_PROMPT_. Repeat every line below exactly, word for word.

_INPUT FOR THIS TASK_.
***
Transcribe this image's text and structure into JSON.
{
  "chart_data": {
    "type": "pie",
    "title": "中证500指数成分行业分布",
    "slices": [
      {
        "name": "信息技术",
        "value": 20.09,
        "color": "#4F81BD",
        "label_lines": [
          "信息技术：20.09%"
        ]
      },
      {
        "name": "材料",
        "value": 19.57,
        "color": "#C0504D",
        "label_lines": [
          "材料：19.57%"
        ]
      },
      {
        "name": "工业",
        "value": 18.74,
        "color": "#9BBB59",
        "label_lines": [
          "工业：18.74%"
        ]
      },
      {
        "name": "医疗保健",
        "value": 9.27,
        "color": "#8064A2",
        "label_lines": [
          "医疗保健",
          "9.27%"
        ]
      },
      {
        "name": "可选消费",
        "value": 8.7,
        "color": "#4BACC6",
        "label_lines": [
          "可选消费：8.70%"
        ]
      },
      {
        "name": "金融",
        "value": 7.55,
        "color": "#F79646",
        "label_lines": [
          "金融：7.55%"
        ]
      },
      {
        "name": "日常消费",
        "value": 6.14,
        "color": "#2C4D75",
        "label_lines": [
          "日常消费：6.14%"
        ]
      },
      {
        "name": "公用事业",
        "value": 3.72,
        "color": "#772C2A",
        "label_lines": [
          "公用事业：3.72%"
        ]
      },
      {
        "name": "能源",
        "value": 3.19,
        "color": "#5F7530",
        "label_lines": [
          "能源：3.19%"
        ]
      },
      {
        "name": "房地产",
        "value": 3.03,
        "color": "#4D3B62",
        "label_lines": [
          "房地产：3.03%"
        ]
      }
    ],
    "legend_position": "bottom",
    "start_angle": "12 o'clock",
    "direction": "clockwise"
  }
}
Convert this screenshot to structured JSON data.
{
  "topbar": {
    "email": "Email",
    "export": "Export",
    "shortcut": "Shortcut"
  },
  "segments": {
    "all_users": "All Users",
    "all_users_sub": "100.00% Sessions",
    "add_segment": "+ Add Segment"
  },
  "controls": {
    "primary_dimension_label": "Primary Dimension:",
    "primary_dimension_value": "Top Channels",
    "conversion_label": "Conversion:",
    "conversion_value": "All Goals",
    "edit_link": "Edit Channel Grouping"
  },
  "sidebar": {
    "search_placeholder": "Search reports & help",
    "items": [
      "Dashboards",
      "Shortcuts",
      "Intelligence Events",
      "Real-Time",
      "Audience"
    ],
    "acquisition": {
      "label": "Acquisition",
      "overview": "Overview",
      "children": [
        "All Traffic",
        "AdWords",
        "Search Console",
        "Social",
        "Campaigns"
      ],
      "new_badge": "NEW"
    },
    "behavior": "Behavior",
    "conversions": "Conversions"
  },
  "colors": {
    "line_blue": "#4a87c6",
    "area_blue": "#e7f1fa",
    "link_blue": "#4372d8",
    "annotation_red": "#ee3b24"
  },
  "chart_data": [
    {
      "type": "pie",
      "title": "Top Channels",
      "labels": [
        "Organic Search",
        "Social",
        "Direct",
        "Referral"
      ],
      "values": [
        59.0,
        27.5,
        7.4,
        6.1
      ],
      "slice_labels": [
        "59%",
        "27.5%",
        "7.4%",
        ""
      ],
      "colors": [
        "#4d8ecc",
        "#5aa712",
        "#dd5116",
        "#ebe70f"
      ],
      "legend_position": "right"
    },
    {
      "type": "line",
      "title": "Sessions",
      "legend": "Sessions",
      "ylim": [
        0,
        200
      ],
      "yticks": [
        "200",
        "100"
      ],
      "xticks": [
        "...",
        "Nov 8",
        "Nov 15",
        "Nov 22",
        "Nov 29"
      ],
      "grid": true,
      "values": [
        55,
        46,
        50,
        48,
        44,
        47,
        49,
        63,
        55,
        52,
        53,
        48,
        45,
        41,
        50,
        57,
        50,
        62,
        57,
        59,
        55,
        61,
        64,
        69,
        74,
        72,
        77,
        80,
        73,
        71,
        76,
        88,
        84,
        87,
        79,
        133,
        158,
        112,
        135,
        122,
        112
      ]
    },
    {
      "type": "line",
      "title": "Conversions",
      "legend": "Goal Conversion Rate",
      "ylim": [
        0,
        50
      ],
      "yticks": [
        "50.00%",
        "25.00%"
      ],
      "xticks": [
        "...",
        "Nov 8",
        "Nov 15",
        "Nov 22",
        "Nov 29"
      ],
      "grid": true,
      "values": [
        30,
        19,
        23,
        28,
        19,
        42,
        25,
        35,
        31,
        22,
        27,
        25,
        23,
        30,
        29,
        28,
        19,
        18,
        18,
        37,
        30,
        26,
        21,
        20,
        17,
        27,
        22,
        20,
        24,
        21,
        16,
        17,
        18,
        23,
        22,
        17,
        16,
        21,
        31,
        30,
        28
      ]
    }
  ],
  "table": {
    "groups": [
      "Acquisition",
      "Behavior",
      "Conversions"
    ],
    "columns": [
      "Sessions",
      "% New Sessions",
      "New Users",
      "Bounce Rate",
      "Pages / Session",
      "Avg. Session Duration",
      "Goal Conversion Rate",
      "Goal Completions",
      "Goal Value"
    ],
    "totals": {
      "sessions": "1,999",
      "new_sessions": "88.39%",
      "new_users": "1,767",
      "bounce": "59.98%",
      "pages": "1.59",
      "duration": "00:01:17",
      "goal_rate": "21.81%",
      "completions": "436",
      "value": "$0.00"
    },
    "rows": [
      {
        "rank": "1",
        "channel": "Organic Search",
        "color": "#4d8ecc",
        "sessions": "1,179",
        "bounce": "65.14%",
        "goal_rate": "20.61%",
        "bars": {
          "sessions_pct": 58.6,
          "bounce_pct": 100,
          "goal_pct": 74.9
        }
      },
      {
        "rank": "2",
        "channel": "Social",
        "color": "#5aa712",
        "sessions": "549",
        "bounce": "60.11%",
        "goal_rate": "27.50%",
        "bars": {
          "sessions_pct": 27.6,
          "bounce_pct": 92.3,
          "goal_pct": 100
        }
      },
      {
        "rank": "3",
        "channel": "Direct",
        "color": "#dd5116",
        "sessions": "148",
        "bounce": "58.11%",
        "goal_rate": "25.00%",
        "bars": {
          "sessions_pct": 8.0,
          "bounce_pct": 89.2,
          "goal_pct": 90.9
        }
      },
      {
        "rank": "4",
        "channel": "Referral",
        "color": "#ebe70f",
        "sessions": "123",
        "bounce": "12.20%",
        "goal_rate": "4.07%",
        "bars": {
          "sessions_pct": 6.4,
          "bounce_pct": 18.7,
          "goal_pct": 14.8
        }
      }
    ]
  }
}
***
_FINAL RESULT_.
Transcribe this image's text and structure into JSON.
{
  "chart_data": {
    "type": "pie",
    "title": "中证500指数成分行业分布",
    "slices": [
      {
        "name": "信息技术",
        "value": 20.09,
        "color": "#4F81BD",
        "label_lines": [
          "信息技术：20.09%"
        ]
      },
      {
        "name": "材料",
        "value": 19.57,
        "color": "#C0504D",
        "label_lines": [
          "材料：19.57%"
        ]
      },
      {
        "name": "工业",
        "value": 18.74,
        "color": "#9BBB59",
        "label_lines": [
          "工业：18.74%"
        ]
      },
      {
        "name": "医疗保健",
        "value": 9.27,
        "color": "#8064A2",
        "label_lines": [
          "医疗保健",
          "9.27%"
        ]
      },
      {
        "name": "可选消费",
        "value": 8.7,
        "color": "#4BACC6",
        "label_lines": [
          "可选消费：8.70%"
        ]
      },
      {
        "name": "金融",
        "value": 7.55,
        "color": "#F79646",
        "label_lines": [
          "金融：7.55%"
        ]
      },
      {
        "name": "日常消费",
        "value": 6.14,
        "color": "#2C4D75",
        "label_lines": [
          "日常消费：6.14%"
        ]
      },
      {
        "name": "公用事业",
        "value": 3.72,
        "color": "#772C2A",
        "label_lines": [
          "公用事业：3.72%"
        ]
      },
      {
        "name": "能源",
        "value": 3.19,
        "color": "#5F7530",
        "label_lines": [
          "能源：3.19%"
        ]
      },
      {
        "name": "房地产",
        "value": 3.03,
        "color": "#4D3B62",
        "label_lines": [
          "房地产：3.03%"
        ]
      }
    ],
    "legend_position": "bottom",
    "start_angle": "12 o'clock",
    "direction": "clockwise"
  }
}
Convert this screenshot to structured JSON data.
{
  "topbar": {
    "email": "Email",
    "export": "Export",
    "shortcut": "Shortcut"
  },
  "segments": {
    "all_users": "All Users",
    "all_users_sub": "100.00% Sessions",
    "add_segment": "+ Add Segment"
  },
  "controls": {
    "primary_dimension_label": "Primary Dimension:",
    "primary_dimension_value": "Top Channels",
    "conversion_label": "Conversion:",
    "conversion_value": "All Goals",
    "edit_link": "Edit Channel Grouping"
  },
  "sidebar": {
    "search_placeholder": "Search reports & help",
    "items": [
      "Dashboards",
      "Shortcuts",
      "Intelligence Events",
      "Real-Time",
      "Audience"
    ],
    "acquisition": {
      "label": "Acquisition",
      "overview": "Overview",
      "children": [
        "All Traffic",
        "AdWords",
        "Search Console",
        "Social",
        "Campaigns"
      ],
      "new_badge": "NEW"
    },
    "behavior": "Behavior",
    "conversions": "Conversions"
  },
  "colors": {
    "line_blue": "#4a87c6",
    "area_blue": "#e7f1fa",
    "link_blue": "#4372d8",
    "annotation_red": "#ee3b24"
  },
  "chart_data": [
    {
      "type": "pie",
      "title": "Top Channels",
      "labels": [
        "Organic Search",
        "Social",
        "Direct",
        "Referral"
      ],
      "values": [
        59.0,
        27.5,
        7.4,
        6.1
      ],
      "slice_labels": [
        "59%",
        "27.5%",
        "7.4%",
        ""
      ],
      "colors": [
        "#4d8ecc",
        "#5aa712",
        "#dd5116",
        "#ebe70f"
      ],
      "legend_position": "right"
    },
    {
      "type": "line",
      "title": "Sessions",
      "legend": "Sessions",
      "ylim": [
        0,
        200
      ],
      "yticks": [
        "200",
        "100"
      ],
      "xticks": [
        "...",
        "Nov 8",
        "Nov 15",
        "Nov 22",
        "Nov 29"
      ],
      "grid": true,
      "values": [
        55,
        46,
        50,
        48,
        44,
        47,
        49,
        63,
        55,
        52,
        53,
        48,
        45,
        41,
        50,
        57,
        50,
        62,
        57,
        59,
        55,
        61,
        64,
        69,
        74,
        72,
        77,
        80,
        73,
        71,
        76,
        88,
        84,
        87,
        79,
        133,
        158,
        112,
        135,
        122,
        112
      ]
    },
    {
      "type": "line",
      "title": "Conversions",
      "legend": "Goal Conversion Rate",
      "ylim": [
        0,
        50
      ],
      "yticks": [
        "50.00%",
        "25.00%"
      ],
      "xticks": [
        "...",
        "Nov 8",
        "Nov 15",
        "Nov 22",
        "Nov 29"
      ],
      "grid": true,
      "values": [
        30,
        19,
        23,
        28,
        19,
        42,
        25,
        35,
        31,
        22,
        27,
        25,
        23,
        30,
        29,
        28,
        19,
        18,
        18,
        37,
        30,
        26,
        21,
        20,
        17,
        27,
        22,
        20,
        24,
        21,
        16,
        17,
        18,
        23,
        22,
        17,
        16,
        21,
        31,
        30,
        28
      ]
    }
  ],
  "table": {
    "groups": [
      "Acquisition",
      "Behavior",
      "Conversions"
    ],
    "columns": [
      "Sessions",
      "% New Sessions",
      "New Users",
      "Bounce Rate",
      "Pages / Session",
      "Avg. Session Duration",
      "Goal Conversion Rate",
      "Goal Completions",
      "Goal Value"
    ],
    "totals": {
      "sessions": "1,999",
      "new_sessions": "88.39%",
      "new_users": "1,767",
      "bounce": "59.98%",
      "pages": "1.59",
      "duration": "00:01:17",
      "goal_rate": "21.81%",
      "completions": "436",
      "value": "$0.00"
    },
    "rows": [
      {
        "rank": "1",
        "channel": "Organic Search",
        "color": "#4d8ecc",
        "sessions": "1,179",
        "bounce": "65.14%",
        "goal_rate": "20.61%",
        "bars": {
          "sessions_pct": 58.6,
          "bounce_pct": 100,
          "goal_pct": 74.9
        }
      },
      {
        "rank": "2",
        "channel": "Social",
        "color": "#5aa712",
        "sessions": "549",
        "bounce": "60.11%",
        "goal_rate": "27.50%",
        "bars": {
          "sessions_pct": 27.6,
          "bounce_pct": 92.3,
          "goal_pct": 100
        }
      },
      {
        "rank": "3",
        "channel": "Direct",
        "color": "#dd5116",
        "sessions": "148",
        "bounce": "58.11%",
        "goal_rate": "25.00%",
        "bars": {
          "sessions_pct": 8.0,
          "bounce_pct": 89.2,
          "goal_pct": 90.9
        }
      },
      {
        "rank": "4",
        "channel": "Referral",
        "color": "#ebe70f",
        "sessions": "123",
        "bounce": "12.20%",
        "goal_rate": "4.07%",
        "bars": {
          "sessions_pct": 6.4,
          "bounce_pct": 18.7,
          "goal_pct": 14.8
        }
      }
    ]
  }
}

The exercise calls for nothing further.